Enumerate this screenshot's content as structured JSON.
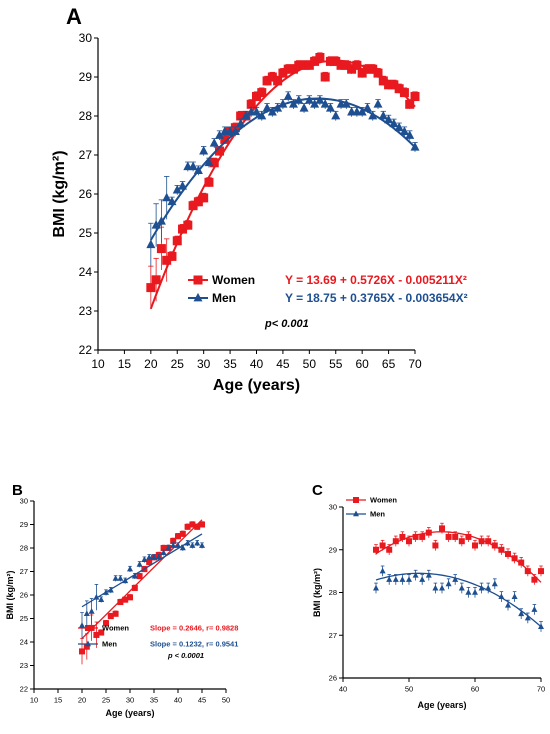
{
  "colors": {
    "women": "#e8191f",
    "men": "#1d4f91",
    "axis": "#000000"
  },
  "chart_data": [
    {
      "panel_label": "A",
      "type": "scatter",
      "xlabel": "Age (years)",
      "ylabel": "BMI (kg/m²)",
      "xlim": [
        10,
        70
      ],
      "ylim": [
        22,
        30
      ],
      "xticks": [
        10,
        15,
        20,
        25,
        30,
        35,
        40,
        45,
        50,
        55,
        60,
        65,
        70
      ],
      "yticks": [
        22,
        23,
        24,
        25,
        26,
        27,
        28,
        29,
        30
      ],
      "legend": "center-left",
      "annotation": "p< 0.001",
      "series": [
        {
          "name": "Women",
          "marker": "square",
          "color": "#e8191f",
          "fit": {
            "type": "quadratic",
            "a": 13.69,
            "b": 0.5726,
            "c": -0.005211,
            "label": "Y = 13.69 + 0.5726X - 0.005211X²"
          },
          "x": [
            20,
            21,
            22,
            23,
            24,
            25,
            26,
            27,
            28,
            29,
            30,
            31,
            32,
            33,
            34,
            35,
            36,
            37,
            38,
            39,
            40,
            41,
            42,
            43,
            44,
            45,
            46,
            47,
            48,
            49,
            50,
            51,
            52,
            53,
            54,
            55,
            56,
            57,
            58,
            59,
            60,
            61,
            62,
            63,
            64,
            65,
            66,
            67,
            68,
            69,
            70
          ],
          "y": [
            23.6,
            23.8,
            24.6,
            24.3,
            24.4,
            24.8,
            25.1,
            25.2,
            25.7,
            25.8,
            25.9,
            26.3,
            26.8,
            27.1,
            27.4,
            27.6,
            27.7,
            28.0,
            28.0,
            28.3,
            28.5,
            28.6,
            28.9,
            29.0,
            28.9,
            29.1,
            29.2,
            29.2,
            29.3,
            29.3,
            29.3,
            29.4,
            29.5,
            29.0,
            29.4,
            29.4,
            29.3,
            29.3,
            29.2,
            29.3,
            29.1,
            29.2,
            29.2,
            29.1,
            28.9,
            28.8,
            28.8,
            28.7,
            28.6,
            28.3,
            28.5
          ]
        },
        {
          "name": "Men",
          "marker": "triangle",
          "color": "#1d4f91",
          "fit": {
            "type": "quadratic",
            "a": 18.75,
            "b": 0.3765,
            "c": -0.003654,
            "label": "Y = 18.75 + 0.3765X - 0.003654X²"
          },
          "x": [
            20,
            21,
            22,
            23,
            24,
            25,
            26,
            27,
            28,
            29,
            30,
            31,
            32,
            33,
            34,
            35,
            36,
            37,
            38,
            39,
            40,
            41,
            42,
            43,
            44,
            45,
            46,
            47,
            48,
            49,
            50,
            51,
            52,
            53,
            54,
            55,
            56,
            57,
            58,
            59,
            60,
            61,
            62,
            63,
            64,
            65,
            66,
            67,
            68,
            69,
            70
          ],
          "y": [
            24.7,
            25.2,
            25.3,
            25.9,
            25.8,
            26.1,
            26.2,
            26.7,
            26.7,
            26.6,
            27.1,
            26.8,
            27.3,
            27.5,
            27.6,
            27.6,
            27.6,
            27.8,
            28.0,
            28.1,
            28.1,
            28.0,
            28.2,
            28.1,
            28.2,
            28.3,
            28.5,
            28.3,
            28.4,
            28.2,
            28.4,
            28.3,
            28.4,
            28.3,
            28.2,
            28.0,
            28.3,
            28.3,
            28.1,
            28.1,
            28.1,
            28.2,
            28.0,
            28.3,
            28.0,
            27.9,
            27.8,
            27.7,
            27.6,
            27.5,
            27.2
          ]
        }
      ]
    },
    {
      "panel_label": "B",
      "type": "scatter",
      "xlabel": "Age (years)",
      "ylabel": "BMI (kg/m²)",
      "xlim": [
        10,
        50
      ],
      "ylim": [
        22,
        30
      ],
      "xticks": [
        10,
        15,
        20,
        25,
        30,
        35,
        40,
        45,
        50
      ],
      "yticks": [
        22,
        23,
        24,
        25,
        26,
        27,
        28,
        29,
        30
      ],
      "legend": "bottom-center",
      "annotation": "p < 0.0001",
      "series": [
        {
          "name": "Women",
          "marker": "square",
          "color": "#e8191f",
          "fit": {
            "type": "linear",
            "label": "Slope = 0.2646,  r= 0.9828",
            "p0": [
              20,
              24.15
            ],
            "p1": [
              45,
              29.2
            ]
          },
          "x": [
            20,
            21,
            22,
            23,
            24,
            25,
            26,
            27,
            28,
            29,
            30,
            31,
            32,
            33,
            34,
            35,
            36,
            37,
            38,
            39,
            40,
            41,
            42,
            43,
            44,
            45
          ],
          "y": [
            23.6,
            23.8,
            24.6,
            24.3,
            24.4,
            24.8,
            25.1,
            25.2,
            25.7,
            25.8,
            25.9,
            26.3,
            26.8,
            27.1,
            27.4,
            27.6,
            27.7,
            28.0,
            28.0,
            28.3,
            28.5,
            28.6,
            28.9,
            29.0,
            28.9,
            29.0
          ]
        },
        {
          "name": "Men",
          "marker": "triangle",
          "color": "#1d4f91",
          "fit": {
            "type": "linear",
            "label": "Slope = 0.1232,  r= 0.9541",
            "p0": [
              20,
              25.5
            ],
            "p1": [
              45,
              28.6
            ]
          },
          "x": [
            20,
            21,
            22,
            23,
            24,
            25,
            26,
            27,
            28,
            29,
            30,
            31,
            32,
            33,
            34,
            35,
            36,
            37,
            38,
            39,
            40,
            41,
            42,
            43,
            44,
            45
          ],
          "y": [
            24.7,
            25.2,
            25.3,
            25.9,
            25.8,
            26.1,
            26.2,
            26.7,
            26.7,
            26.6,
            27.1,
            26.8,
            27.3,
            27.5,
            27.6,
            27.6,
            27.6,
            27.8,
            28.0,
            28.1,
            28.1,
            28.0,
            28.2,
            28.1,
            28.2,
            28.1
          ]
        }
      ]
    },
    {
      "panel_label": "C",
      "type": "scatter",
      "xlabel": "Age (years)",
      "ylabel": "BMI (kg/m²)",
      "xlim": [
        40,
        70
      ],
      "ylim": [
        26,
        30
      ],
      "xticks": [
        40,
        50,
        60,
        70
      ],
      "yticks": [
        26,
        27,
        28,
        29,
        30
      ],
      "legend": "top-left",
      "annotation": "",
      "series": [
        {
          "name": "Women",
          "marker": "square",
          "color": "#e8191f",
          "fit": {
            "type": "quadratic",
            "a": 13.69,
            "b": 0.5726,
            "c": -0.005211,
            "label": ""
          },
          "x": [
            45,
            46,
            47,
            48,
            49,
            50,
            51,
            52,
            53,
            54,
            55,
            56,
            57,
            58,
            59,
            60,
            61,
            62,
            63,
            64,
            65,
            66,
            67,
            68,
            69,
            70
          ],
          "y": [
            29.0,
            29.1,
            29.0,
            29.2,
            29.3,
            29.2,
            29.3,
            29.3,
            29.4,
            29.1,
            29.5,
            29.3,
            29.3,
            29.2,
            29.3,
            29.1,
            29.2,
            29.2,
            29.1,
            29.0,
            28.9,
            28.8,
            28.7,
            28.5,
            28.3,
            28.5
          ]
        },
        {
          "name": "Men",
          "marker": "triangle",
          "color": "#1d4f91",
          "fit": {
            "type": "quadratic",
            "a": 18.75,
            "b": 0.3765,
            "c": -0.003654,
            "label": ""
          },
          "x": [
            45,
            46,
            47,
            48,
            49,
            50,
            51,
            52,
            53,
            54,
            55,
            56,
            57,
            58,
            59,
            60,
            61,
            62,
            63,
            64,
            65,
            66,
            67,
            68,
            69,
            70
          ],
          "y": [
            28.1,
            28.5,
            28.3,
            28.3,
            28.3,
            28.3,
            28.4,
            28.3,
            28.4,
            28.1,
            28.1,
            28.2,
            28.3,
            28.1,
            28.0,
            28.0,
            28.1,
            28.1,
            28.2,
            27.9,
            27.7,
            27.9,
            27.5,
            27.4,
            27.6,
            27.2
          ]
        }
      ]
    }
  ]
}
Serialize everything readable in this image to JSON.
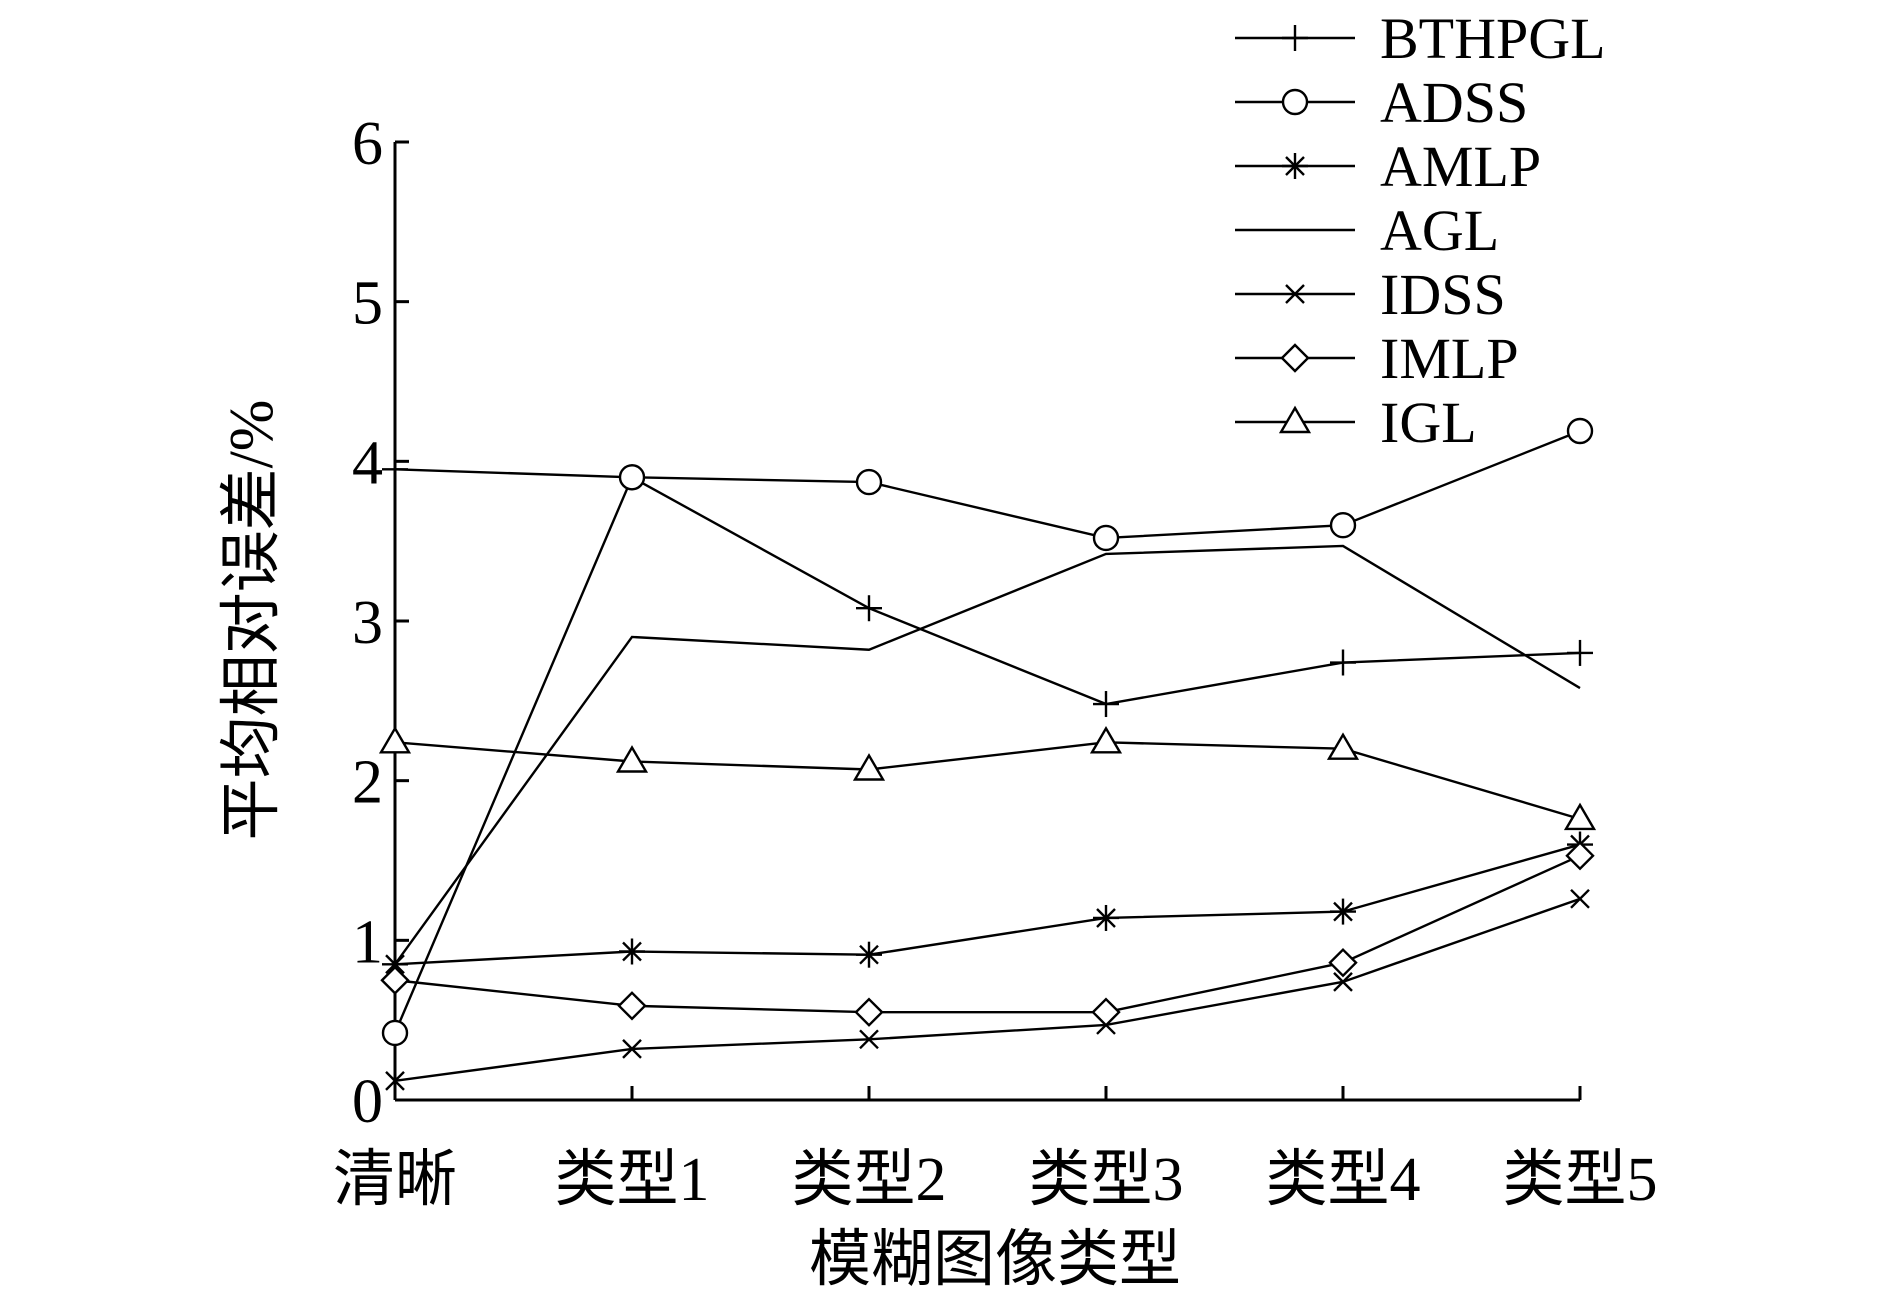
{
  "chart_data": {
    "type": "line",
    "xlabel": "模糊图像类型",
    "ylabel": "平均相对误差/%",
    "categories": [
      "清晰",
      "类型1",
      "类型2",
      "类型3",
      "类型4",
      "类型5"
    ],
    "ylim": [
      0,
      6
    ],
    "yticks": [
      "0",
      "1",
      "2",
      "3",
      "4",
      "5",
      "6"
    ],
    "grid": false,
    "legend": "top-right",
    "series": [
      {
        "name": "BTHPGL",
        "marker": "plus",
        "values": [
          3.95,
          3.9,
          3.08,
          2.48,
          2.74,
          2.8
        ]
      },
      {
        "name": "ADSS",
        "marker": "circle",
        "values": [
          0.42,
          3.9,
          3.87,
          3.52,
          3.6,
          4.19
        ]
      },
      {
        "name": "AMLP",
        "marker": "asterisk",
        "values": [
          0.85,
          0.93,
          0.91,
          1.14,
          1.18,
          1.6
        ]
      },
      {
        "name": "AGL",
        "marker": "none",
        "values": [
          0.85,
          2.9,
          2.82,
          3.42,
          3.47,
          2.58
        ]
      },
      {
        "name": "IDSS",
        "marker": "x",
        "values": [
          0.12,
          0.32,
          0.38,
          0.47,
          0.74,
          1.26
        ]
      },
      {
        "name": "IMLP",
        "marker": "diamond",
        "values": [
          0.75,
          0.59,
          0.55,
          0.55,
          0.86,
          1.53
        ]
      },
      {
        "name": "IGL",
        "marker": "triangle",
        "values": [
          2.24,
          2.12,
          2.07,
          2.24,
          2.2,
          1.76
        ]
      }
    ]
  }
}
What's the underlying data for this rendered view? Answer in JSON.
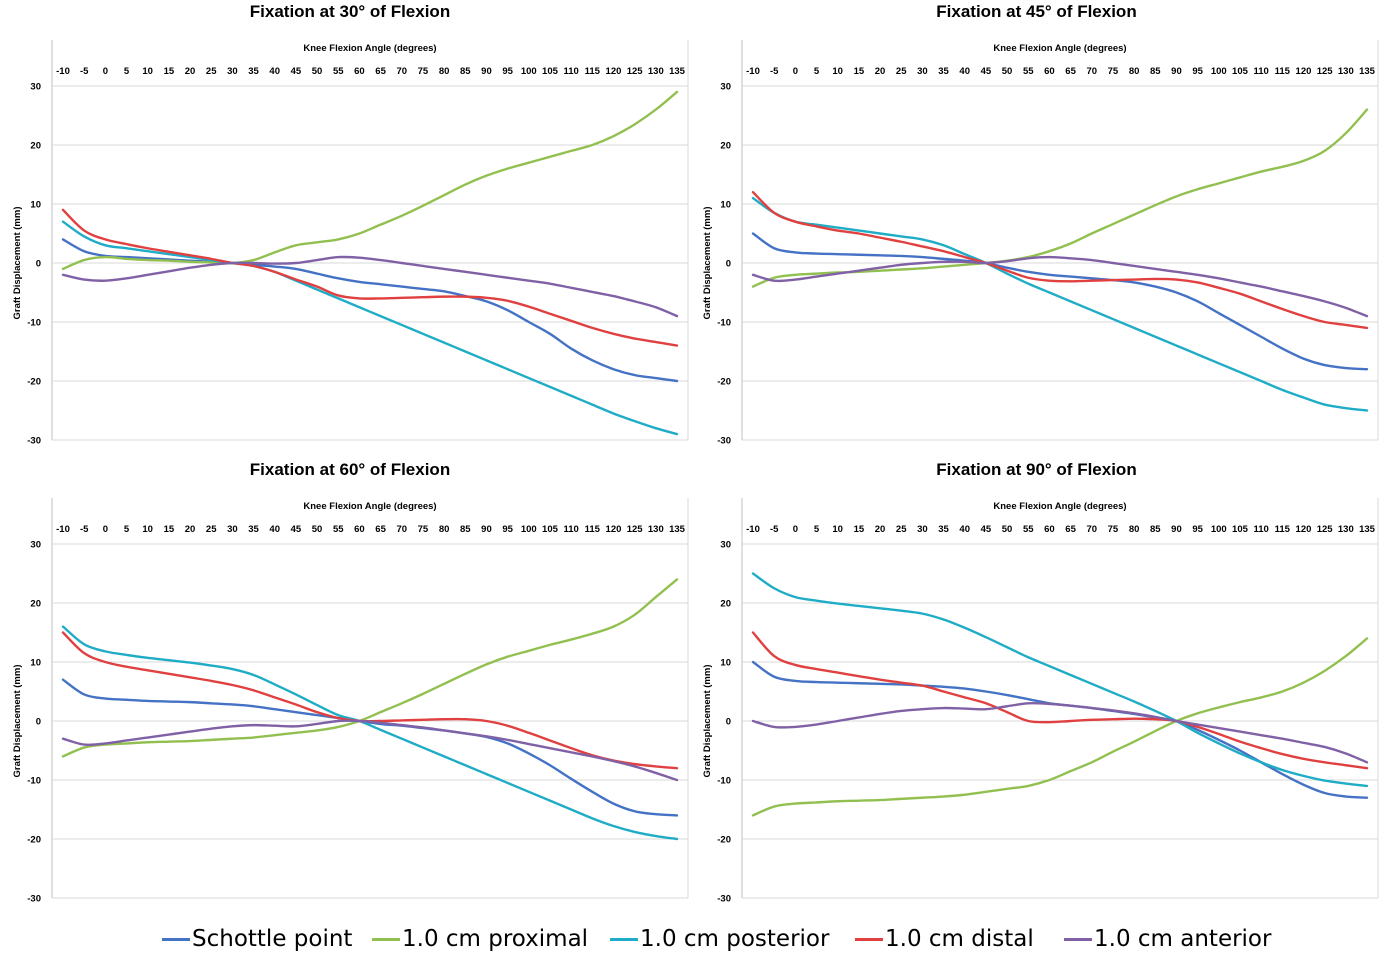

◆ **WHAT IS NEEDED**: Extract each line from the entries above that contains the string "annotation".

◆ **EXPECTED ANSWER**:
      "annotation": "p< 0.001",
      "annotation": "p < 0.0001",
      "annotation": "",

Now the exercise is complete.